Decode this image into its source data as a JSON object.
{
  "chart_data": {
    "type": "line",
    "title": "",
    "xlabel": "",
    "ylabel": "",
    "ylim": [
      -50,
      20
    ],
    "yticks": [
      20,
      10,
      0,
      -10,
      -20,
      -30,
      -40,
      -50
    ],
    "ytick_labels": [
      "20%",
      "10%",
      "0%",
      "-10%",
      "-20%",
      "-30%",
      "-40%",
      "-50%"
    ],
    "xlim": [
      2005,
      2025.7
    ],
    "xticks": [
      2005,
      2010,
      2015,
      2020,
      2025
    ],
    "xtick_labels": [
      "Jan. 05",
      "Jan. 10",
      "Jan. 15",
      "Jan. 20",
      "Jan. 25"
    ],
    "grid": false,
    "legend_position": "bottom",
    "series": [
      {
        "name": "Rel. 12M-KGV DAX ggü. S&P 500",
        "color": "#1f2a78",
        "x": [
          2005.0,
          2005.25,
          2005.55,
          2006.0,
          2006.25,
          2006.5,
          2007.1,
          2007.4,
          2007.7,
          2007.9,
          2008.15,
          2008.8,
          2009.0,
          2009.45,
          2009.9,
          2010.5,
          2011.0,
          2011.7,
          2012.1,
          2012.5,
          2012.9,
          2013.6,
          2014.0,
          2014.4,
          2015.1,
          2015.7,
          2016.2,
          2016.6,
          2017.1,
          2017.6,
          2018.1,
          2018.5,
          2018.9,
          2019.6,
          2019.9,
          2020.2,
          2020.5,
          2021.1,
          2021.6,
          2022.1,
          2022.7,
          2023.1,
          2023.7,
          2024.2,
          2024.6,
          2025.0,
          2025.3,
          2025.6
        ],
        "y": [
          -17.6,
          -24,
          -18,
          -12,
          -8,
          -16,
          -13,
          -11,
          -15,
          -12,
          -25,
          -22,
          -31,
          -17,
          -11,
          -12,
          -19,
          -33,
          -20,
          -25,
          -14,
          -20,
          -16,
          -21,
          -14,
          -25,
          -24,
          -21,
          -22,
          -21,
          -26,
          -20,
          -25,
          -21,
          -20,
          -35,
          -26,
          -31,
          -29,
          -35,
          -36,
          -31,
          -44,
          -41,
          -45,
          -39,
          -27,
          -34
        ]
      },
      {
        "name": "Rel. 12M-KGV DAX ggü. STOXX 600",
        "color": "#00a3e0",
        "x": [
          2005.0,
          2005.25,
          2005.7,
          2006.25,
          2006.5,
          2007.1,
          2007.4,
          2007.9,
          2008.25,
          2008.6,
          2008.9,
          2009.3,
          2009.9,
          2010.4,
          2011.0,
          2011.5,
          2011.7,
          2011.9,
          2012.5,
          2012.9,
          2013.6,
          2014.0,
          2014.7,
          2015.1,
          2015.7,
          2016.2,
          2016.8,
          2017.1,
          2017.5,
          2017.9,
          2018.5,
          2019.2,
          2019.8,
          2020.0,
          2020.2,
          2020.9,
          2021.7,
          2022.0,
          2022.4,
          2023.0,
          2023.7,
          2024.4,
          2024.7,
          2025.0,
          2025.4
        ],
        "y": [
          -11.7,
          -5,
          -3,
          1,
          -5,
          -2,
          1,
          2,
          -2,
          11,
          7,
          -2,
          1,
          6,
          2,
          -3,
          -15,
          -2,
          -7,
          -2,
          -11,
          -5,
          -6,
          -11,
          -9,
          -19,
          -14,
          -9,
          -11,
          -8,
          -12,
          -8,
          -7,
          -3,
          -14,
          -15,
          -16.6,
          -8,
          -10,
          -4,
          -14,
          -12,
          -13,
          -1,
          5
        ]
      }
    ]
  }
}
-------
## Work required
Look through the material and copy each line that has "name".

## Result for this exercise
        "name": "Rel. 12M-KGV DAX ggü. S&P 500",
        "name": "Rel. 12M-KGV DAX ggü. STOXX 600",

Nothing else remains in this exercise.